TASK OBJECTIVE:
Take the material below and retype it in full; pictures are left out.

* START STORED RECORDS *

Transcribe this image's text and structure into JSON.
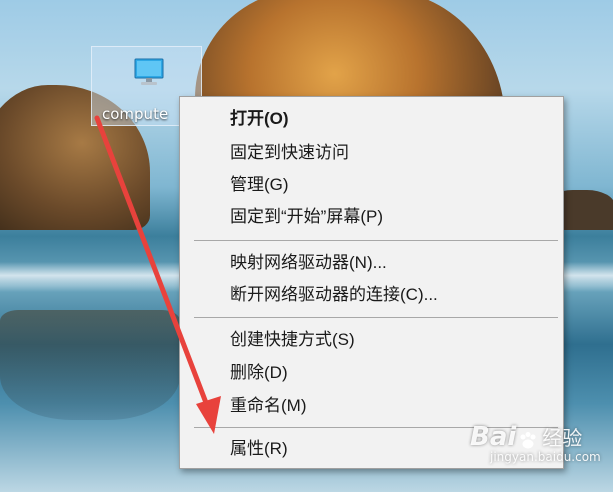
{
  "desktop": {
    "icon": {
      "name": "this-pc-icon",
      "label": "compute"
    }
  },
  "context_menu": {
    "items": [
      {
        "label": "打开(O)",
        "bold": true
      },
      {
        "label": "固定到快速访问"
      },
      {
        "label": "管理(G)"
      },
      {
        "label": "固定到“开始”屏幕(P)"
      },
      {
        "label": "映射网络驱动器(N)..."
      },
      {
        "label": "断开网络驱动器的连接(C)..."
      },
      {
        "label": "创建快捷方式(S)"
      },
      {
        "label": "删除(D)"
      },
      {
        "label": "重命名(M)"
      },
      {
        "label": "属性(R)"
      }
    ]
  },
  "annotation": {
    "arrow_color": "#e8423c"
  },
  "watermark": {
    "logo_a": "Bai",
    "logo_b": "经验",
    "url": "jingyan.baidu.com"
  },
  "colors": {
    "menu_bg": "#f2f2f2",
    "menu_border": "#a0a0a0",
    "separator": "#a8a8a8"
  }
}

* END STORED RECORDS *

CORRECT RESPONSE:
Transcribe this image's text and structure into JSON.
{
  "desktop": {
    "icon": {
      "name": "this-pc-icon",
      "label": "compute"
    }
  },
  "context_menu": {
    "items": [
      {
        "label": "打开(O)",
        "bold": true
      },
      {
        "label": "固定到快速访问"
      },
      {
        "label": "管理(G)"
      },
      {
        "label": "固定到“开始”屏幕(P)"
      },
      {
        "label": "映射网络驱动器(N)..."
      },
      {
        "label": "断开网络驱动器的连接(C)..."
      },
      {
        "label": "创建快捷方式(S)"
      },
      {
        "label": "删除(D)"
      },
      {
        "label": "重命名(M)"
      },
      {
        "label": "属性(R)"
      }
    ]
  },
  "annotation": {
    "arrow_color": "#e8423c"
  },
  "watermark": {
    "logo_a": "Bai",
    "logo_b": "经验",
    "url": "jingyan.baidu.com"
  },
  "colors": {
    "menu_bg": "#f2f2f2",
    "menu_border": "#a0a0a0",
    "separator": "#a8a8a8"
  }
}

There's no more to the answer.